Pick out each line in the listing below that includes the word "module", and copy those lines.

◆ Input for this task ◆
● ● ●

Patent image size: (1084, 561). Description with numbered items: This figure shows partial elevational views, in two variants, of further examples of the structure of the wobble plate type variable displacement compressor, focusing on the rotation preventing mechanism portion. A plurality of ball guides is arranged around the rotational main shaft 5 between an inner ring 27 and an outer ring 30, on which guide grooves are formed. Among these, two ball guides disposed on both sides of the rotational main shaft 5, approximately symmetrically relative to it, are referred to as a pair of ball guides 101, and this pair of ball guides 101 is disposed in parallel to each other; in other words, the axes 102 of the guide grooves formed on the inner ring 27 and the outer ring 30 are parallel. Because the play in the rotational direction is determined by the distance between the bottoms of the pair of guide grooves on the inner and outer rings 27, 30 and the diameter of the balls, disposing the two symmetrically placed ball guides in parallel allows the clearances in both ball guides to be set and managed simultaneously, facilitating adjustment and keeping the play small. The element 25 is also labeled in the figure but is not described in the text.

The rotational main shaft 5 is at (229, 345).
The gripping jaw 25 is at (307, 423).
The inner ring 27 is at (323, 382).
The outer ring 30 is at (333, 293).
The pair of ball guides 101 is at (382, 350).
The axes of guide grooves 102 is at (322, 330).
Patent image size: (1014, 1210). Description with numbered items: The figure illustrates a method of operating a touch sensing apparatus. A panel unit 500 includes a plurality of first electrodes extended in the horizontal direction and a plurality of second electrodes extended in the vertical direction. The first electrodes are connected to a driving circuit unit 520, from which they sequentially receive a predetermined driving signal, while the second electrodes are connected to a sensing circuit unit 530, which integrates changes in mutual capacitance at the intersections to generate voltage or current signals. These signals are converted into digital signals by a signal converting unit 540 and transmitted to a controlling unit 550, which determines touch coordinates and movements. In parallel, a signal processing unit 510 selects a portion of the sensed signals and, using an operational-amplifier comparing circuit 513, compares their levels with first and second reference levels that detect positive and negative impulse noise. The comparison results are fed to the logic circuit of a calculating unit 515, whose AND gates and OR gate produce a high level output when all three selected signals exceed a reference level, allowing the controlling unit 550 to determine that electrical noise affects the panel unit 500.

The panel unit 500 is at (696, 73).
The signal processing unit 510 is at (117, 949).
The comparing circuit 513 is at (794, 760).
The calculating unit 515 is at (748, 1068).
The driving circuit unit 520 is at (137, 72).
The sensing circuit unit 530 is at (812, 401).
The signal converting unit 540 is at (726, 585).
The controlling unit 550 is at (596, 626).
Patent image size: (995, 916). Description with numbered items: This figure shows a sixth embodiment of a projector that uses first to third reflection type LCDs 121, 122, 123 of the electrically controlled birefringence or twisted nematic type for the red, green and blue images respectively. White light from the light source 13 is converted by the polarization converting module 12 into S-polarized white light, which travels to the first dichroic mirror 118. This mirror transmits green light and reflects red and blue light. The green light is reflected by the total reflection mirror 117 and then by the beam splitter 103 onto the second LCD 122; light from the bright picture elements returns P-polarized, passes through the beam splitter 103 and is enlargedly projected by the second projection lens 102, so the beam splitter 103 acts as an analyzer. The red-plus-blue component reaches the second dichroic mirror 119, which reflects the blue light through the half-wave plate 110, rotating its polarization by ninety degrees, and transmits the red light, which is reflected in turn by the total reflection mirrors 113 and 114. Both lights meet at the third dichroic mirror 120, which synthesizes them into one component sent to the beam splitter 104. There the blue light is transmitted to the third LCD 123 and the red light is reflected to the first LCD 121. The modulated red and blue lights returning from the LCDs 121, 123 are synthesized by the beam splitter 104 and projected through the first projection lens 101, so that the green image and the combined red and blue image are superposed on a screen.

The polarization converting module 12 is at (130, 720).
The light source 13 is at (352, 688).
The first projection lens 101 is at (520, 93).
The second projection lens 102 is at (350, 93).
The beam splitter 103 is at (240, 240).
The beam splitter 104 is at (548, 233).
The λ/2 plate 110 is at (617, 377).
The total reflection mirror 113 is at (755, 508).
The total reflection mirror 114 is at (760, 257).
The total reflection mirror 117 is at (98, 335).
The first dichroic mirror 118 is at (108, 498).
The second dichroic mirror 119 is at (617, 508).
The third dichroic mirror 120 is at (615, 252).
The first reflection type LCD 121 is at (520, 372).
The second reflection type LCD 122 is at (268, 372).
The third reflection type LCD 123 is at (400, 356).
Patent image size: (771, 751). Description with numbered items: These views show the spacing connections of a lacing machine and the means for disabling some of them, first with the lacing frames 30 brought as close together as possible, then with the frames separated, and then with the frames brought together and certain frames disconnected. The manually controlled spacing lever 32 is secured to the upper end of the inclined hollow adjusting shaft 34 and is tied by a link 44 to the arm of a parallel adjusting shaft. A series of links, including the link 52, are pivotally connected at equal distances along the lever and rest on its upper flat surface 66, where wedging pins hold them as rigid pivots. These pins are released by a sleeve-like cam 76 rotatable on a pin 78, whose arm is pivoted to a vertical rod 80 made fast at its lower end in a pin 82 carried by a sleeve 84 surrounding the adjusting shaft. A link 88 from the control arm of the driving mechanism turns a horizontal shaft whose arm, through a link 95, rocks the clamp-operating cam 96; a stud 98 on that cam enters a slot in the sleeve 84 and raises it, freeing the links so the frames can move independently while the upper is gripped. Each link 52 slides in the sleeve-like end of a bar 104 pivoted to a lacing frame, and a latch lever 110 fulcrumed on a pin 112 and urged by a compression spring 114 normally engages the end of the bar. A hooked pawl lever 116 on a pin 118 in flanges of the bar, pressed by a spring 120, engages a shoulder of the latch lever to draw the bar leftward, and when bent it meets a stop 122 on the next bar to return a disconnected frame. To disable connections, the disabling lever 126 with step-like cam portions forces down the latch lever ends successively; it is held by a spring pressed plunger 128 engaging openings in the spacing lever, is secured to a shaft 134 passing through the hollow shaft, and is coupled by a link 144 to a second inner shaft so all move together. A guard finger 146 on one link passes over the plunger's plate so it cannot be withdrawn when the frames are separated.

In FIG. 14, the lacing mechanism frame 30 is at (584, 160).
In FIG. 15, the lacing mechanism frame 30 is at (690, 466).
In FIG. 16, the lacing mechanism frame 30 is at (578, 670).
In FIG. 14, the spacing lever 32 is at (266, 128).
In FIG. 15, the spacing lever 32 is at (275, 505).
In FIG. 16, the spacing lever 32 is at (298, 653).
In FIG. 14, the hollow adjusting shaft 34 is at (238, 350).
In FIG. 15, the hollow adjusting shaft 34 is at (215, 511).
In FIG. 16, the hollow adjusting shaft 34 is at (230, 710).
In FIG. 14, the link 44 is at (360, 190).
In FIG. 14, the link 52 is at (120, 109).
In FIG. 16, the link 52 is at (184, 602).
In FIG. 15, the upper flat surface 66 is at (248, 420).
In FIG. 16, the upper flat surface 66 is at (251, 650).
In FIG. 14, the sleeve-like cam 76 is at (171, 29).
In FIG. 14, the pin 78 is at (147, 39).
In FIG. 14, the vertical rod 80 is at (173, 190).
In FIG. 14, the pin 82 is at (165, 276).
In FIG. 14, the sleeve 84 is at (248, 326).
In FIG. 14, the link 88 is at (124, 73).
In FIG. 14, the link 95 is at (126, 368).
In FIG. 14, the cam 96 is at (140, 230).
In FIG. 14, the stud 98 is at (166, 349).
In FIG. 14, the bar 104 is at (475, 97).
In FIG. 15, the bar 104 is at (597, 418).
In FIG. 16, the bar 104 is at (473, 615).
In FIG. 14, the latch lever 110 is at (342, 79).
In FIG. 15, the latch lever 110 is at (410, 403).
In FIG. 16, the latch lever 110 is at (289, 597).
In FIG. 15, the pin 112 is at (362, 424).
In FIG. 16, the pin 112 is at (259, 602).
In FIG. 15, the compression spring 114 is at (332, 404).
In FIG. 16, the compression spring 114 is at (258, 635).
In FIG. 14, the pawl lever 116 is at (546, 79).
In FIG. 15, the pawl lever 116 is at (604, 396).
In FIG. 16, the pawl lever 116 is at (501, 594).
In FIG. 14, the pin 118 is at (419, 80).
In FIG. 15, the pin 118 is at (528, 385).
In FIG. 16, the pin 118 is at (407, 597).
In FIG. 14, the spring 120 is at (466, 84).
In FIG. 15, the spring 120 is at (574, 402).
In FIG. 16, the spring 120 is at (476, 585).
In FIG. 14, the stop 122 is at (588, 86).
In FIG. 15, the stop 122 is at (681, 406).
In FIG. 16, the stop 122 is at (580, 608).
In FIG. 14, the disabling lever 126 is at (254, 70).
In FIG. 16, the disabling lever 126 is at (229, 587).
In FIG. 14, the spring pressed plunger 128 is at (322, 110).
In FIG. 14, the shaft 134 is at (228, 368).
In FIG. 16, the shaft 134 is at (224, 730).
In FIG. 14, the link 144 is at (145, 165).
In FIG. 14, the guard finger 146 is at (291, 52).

● ● ●

◆ Solution to the exercise ◆
Patent image size: (995, 916). Description with numbered items: This figure shows a sixth embodiment of a projector that uses first to third reflection type LCDs 121, 122, 123 of the electrically controlled birefringence or twisted nematic type for the red, green and blue images respectively. White light from the light source 13 is converted by the polarization converting module 12 into S-polarized white light, which travels to the first dichroic mirror 118. This mirror transmits green light and reflects red and blue light. The green light is reflected by the total reflection mirror 117 and then by the beam splitter 103 onto the second LCD 122; light from the bright picture elements returns P-polarized, passes through the beam splitter 103 and is enlargedly projected by the second projection lens 102, so the beam splitter 103 acts as an analyzer. The red-plus-blue component reaches the second dichroic mirror 119, which reflects the blue light through the half-wave plate 110, rotating its polarization by ninety degrees, and transmits the red light, which is reflected in turn by the total reflection mirrors 113 and 114. Both lights meet at the third dichroic mirror 120, which synthesizes them into one component sent to the beam splitter 104. There the blue light is transmitted to the third LCD 123 and the red light is reflected to the first LCD 121. The modulated red and blue lights returning from the LCDs 121, 123 are synthesized by the beam splitter 104 and projected through the first projection lens 101, so that the green image and the combined red and blue image are superposed on a screen.
The polarization converting module 12 is at (130, 720).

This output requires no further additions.